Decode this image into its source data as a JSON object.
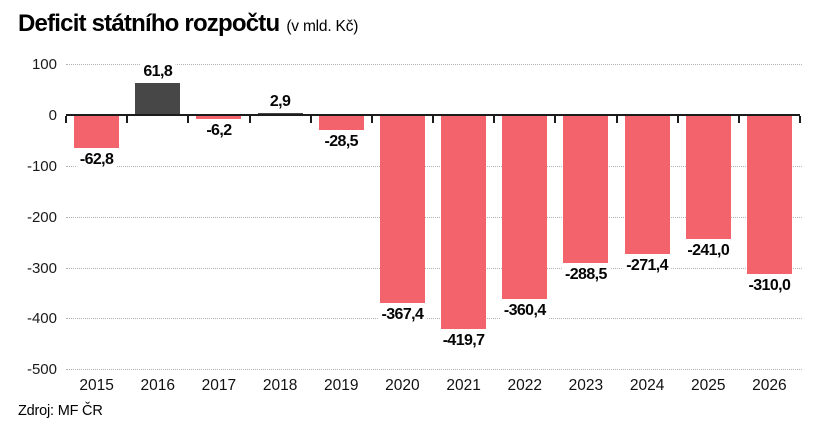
{
  "header": {
    "title": "Deficit státního rozpočtu",
    "subtitle": "(v mld. Kč)"
  },
  "source": "Zdroj: MF ČR",
  "chart_data": {
    "type": "bar",
    "title": "Deficit státního rozpočtu (v mld. Kč)",
    "xlabel": "",
    "ylabel": "",
    "categories": [
      "2015",
      "2016",
      "2017",
      "2018",
      "2019",
      "2020",
      "2021",
      "2022",
      "2023",
      "2024",
      "2025",
      "2026"
    ],
    "values": [
      -62.8,
      61.8,
      -6.2,
      2.9,
      -28.5,
      -367.4,
      -419.7,
      -360.4,
      -288.5,
      -271.4,
      -241.0,
      -310.0
    ],
    "value_labels": [
      "-62,8",
      "61,8",
      "-6,2",
      "2,9",
      "-28,5",
      "-367,4",
      "-419,7",
      "-360,4",
      "-288,5",
      "-271,4",
      "-241,0",
      "-310,0"
    ],
    "y_ticks": [
      100,
      0,
      -100,
      -200,
      -300,
      -400,
      -500
    ],
    "y_tick_labels": [
      "100",
      "0",
      "-100",
      "-200",
      "-300",
      "-400",
      "-500"
    ],
    "ylim": [
      -500,
      100
    ],
    "grid": "horizontal-dotted",
    "legend": "none",
    "colors": {
      "negative_bar": "#f2636c",
      "positive_bar": "#474747",
      "gridline": "#b2b2b2",
      "axis": "#1c1c1c",
      "text": "#000000"
    }
  }
}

::::::::::

Written instruction
Leave out the pictures and return every record word for word.

Problem solution
Decode this image into its source data as a JSON object.
{
  "header": {
    "title": "Deficit státního rozpočtu",
    "subtitle": "(v mld. Kč)"
  },
  "source": "Zdroj: MF ČR",
  "chart_data": {
    "type": "bar",
    "title": "Deficit státního rozpočtu (v mld. Kč)",
    "xlabel": "",
    "ylabel": "",
    "categories": [
      "2015",
      "2016",
      "2017",
      "2018",
      "2019",
      "2020",
      "2021",
      "2022",
      "2023",
      "2024",
      "2025",
      "2026"
    ],
    "values": [
      -62.8,
      61.8,
      -6.2,
      2.9,
      -28.5,
      -367.4,
      -419.7,
      -360.4,
      -288.5,
      -271.4,
      -241.0,
      -310.0
    ],
    "value_labels": [
      "-62,8",
      "61,8",
      "-6,2",
      "2,9",
      "-28,5",
      "-367,4",
      "-419,7",
      "-360,4",
      "-288,5",
      "-271,4",
      "-241,0",
      "-310,0"
    ],
    "y_ticks": [
      100,
      0,
      -100,
      -200,
      -300,
      -400,
      -500
    ],
    "y_tick_labels": [
      "100",
      "0",
      "-100",
      "-200",
      "-300",
      "-400",
      "-500"
    ],
    "ylim": [
      -500,
      100
    ],
    "grid": "horizontal-dotted",
    "legend": "none",
    "colors": {
      "negative_bar": "#f2636c",
      "positive_bar": "#474747",
      "gridline": "#b2b2b2",
      "axis": "#1c1c1c",
      "text": "#000000"
    }
  }
}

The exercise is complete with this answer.